What needs to be done:
Copy each line below in which the string "responsible" appears.
** Information follows **
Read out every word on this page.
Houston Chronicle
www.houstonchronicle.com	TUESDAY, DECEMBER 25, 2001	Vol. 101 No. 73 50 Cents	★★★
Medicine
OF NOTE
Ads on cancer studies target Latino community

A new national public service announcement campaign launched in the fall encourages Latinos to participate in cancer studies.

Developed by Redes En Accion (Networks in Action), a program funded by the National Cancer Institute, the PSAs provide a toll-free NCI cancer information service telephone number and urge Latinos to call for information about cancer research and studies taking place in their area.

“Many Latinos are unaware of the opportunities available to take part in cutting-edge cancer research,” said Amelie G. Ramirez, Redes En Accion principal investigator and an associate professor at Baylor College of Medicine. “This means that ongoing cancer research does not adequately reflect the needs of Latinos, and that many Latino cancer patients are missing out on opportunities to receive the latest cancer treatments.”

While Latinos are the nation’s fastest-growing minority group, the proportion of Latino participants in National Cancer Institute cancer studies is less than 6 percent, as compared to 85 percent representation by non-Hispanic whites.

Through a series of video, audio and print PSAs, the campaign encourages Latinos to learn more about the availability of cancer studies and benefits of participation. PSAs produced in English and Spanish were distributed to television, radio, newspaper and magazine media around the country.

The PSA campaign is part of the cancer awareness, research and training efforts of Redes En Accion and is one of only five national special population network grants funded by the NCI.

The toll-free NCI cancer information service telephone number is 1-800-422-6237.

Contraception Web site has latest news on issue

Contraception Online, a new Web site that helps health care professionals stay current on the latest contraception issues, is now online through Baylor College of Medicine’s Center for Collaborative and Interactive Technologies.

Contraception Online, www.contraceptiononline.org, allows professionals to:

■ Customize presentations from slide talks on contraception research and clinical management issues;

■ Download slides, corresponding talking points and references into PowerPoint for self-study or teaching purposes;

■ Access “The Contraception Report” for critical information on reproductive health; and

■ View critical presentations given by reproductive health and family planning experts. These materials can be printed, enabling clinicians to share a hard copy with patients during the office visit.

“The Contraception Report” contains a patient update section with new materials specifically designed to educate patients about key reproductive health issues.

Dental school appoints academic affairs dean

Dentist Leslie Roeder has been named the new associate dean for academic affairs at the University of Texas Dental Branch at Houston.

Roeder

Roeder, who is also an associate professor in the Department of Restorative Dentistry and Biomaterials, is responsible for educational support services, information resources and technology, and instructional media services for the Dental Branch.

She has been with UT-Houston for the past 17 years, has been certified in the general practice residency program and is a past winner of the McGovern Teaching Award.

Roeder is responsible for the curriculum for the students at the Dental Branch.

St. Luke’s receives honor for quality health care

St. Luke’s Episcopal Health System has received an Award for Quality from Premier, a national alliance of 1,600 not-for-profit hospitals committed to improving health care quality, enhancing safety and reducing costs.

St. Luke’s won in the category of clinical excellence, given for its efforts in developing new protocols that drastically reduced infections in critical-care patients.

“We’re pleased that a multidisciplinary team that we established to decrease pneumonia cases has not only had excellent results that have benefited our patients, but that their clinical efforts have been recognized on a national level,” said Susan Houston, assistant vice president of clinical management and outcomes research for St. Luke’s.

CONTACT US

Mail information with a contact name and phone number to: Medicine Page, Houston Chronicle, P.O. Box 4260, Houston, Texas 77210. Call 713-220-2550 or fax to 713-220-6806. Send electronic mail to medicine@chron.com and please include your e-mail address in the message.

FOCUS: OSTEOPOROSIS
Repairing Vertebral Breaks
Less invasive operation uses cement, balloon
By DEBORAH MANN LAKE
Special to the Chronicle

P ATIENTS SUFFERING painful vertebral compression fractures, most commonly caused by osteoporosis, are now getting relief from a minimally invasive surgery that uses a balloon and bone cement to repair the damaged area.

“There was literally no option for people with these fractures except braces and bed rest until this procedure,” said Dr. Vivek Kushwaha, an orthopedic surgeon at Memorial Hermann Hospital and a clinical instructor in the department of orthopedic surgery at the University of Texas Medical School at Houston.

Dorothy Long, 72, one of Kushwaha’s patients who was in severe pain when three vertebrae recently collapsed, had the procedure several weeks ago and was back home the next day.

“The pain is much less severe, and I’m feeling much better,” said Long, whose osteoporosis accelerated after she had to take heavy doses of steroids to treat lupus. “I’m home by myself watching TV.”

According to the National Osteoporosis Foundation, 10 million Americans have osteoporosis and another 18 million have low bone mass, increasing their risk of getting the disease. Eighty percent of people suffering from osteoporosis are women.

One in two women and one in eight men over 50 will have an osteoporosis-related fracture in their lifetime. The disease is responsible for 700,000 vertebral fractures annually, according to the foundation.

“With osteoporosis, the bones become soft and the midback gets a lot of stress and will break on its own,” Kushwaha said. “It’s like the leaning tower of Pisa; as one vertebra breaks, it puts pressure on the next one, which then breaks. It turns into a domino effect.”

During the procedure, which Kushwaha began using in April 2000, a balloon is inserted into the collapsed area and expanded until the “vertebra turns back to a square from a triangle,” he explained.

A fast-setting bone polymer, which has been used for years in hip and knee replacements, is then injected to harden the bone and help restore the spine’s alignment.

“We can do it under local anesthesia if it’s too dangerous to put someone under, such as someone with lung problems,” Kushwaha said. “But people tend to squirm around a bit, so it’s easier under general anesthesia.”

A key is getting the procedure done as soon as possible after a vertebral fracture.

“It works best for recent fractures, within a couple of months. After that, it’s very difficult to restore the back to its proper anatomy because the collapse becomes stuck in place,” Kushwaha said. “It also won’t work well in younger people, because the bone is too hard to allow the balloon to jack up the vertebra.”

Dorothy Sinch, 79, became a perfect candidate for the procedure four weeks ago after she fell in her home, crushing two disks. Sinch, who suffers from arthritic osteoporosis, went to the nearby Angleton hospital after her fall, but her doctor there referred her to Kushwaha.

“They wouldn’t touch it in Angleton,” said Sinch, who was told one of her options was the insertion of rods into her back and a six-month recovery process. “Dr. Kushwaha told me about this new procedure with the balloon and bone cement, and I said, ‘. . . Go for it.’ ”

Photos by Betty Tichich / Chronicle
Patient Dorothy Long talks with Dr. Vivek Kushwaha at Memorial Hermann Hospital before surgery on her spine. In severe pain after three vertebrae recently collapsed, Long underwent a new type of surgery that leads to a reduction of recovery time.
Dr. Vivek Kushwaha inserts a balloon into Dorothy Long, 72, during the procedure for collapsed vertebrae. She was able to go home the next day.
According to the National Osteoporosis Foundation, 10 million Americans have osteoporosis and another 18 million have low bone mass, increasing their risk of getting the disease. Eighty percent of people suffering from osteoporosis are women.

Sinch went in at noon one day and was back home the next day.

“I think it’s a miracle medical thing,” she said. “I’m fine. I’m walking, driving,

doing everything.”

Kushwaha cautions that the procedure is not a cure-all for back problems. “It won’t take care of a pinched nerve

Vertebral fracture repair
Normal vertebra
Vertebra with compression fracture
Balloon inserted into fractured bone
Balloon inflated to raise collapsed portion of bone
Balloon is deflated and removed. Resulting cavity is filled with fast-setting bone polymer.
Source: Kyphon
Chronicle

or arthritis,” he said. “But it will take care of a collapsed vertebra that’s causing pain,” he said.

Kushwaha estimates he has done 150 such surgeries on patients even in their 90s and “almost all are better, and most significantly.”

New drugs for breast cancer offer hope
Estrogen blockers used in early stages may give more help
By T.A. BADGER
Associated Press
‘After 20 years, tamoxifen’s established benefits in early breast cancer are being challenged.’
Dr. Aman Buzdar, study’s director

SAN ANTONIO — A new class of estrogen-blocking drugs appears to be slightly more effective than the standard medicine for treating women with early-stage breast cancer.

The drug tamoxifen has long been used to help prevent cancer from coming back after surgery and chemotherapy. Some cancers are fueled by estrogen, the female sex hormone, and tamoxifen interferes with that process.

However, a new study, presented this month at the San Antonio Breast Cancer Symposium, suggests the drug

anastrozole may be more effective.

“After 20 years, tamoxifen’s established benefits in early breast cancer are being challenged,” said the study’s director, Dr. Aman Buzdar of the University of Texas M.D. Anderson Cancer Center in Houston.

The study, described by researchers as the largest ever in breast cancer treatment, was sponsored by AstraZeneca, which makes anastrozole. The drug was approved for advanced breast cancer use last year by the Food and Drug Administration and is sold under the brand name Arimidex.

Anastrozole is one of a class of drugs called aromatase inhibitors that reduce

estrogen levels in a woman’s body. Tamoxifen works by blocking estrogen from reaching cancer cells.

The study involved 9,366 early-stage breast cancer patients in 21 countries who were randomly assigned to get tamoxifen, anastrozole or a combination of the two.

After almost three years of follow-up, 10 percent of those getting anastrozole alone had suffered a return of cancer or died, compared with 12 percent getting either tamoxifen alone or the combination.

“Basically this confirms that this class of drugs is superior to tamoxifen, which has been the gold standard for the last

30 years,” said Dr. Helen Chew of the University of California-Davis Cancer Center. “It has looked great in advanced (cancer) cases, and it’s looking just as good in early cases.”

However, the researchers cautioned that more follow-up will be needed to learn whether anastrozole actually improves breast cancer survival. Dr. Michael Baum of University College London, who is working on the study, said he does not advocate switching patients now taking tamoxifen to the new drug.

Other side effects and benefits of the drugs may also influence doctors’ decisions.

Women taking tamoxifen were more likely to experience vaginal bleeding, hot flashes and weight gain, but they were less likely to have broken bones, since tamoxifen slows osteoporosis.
** End of Information **
Expected answer:
Roeder, who is also an associate professor in the Department of Restorative Dentistry and Biomaterials, is responsible for educational support services, information resources and technology, and instructional media services for the Dental Branch.
Roeder is responsible for the curriculum for the students at the Dental Branch.
One in two women and one in eight men over 50 will have an osteoporosis-related fracture in their lifetime. The disease is responsible for 700,000 vertebral fractures annually, according to the foundation.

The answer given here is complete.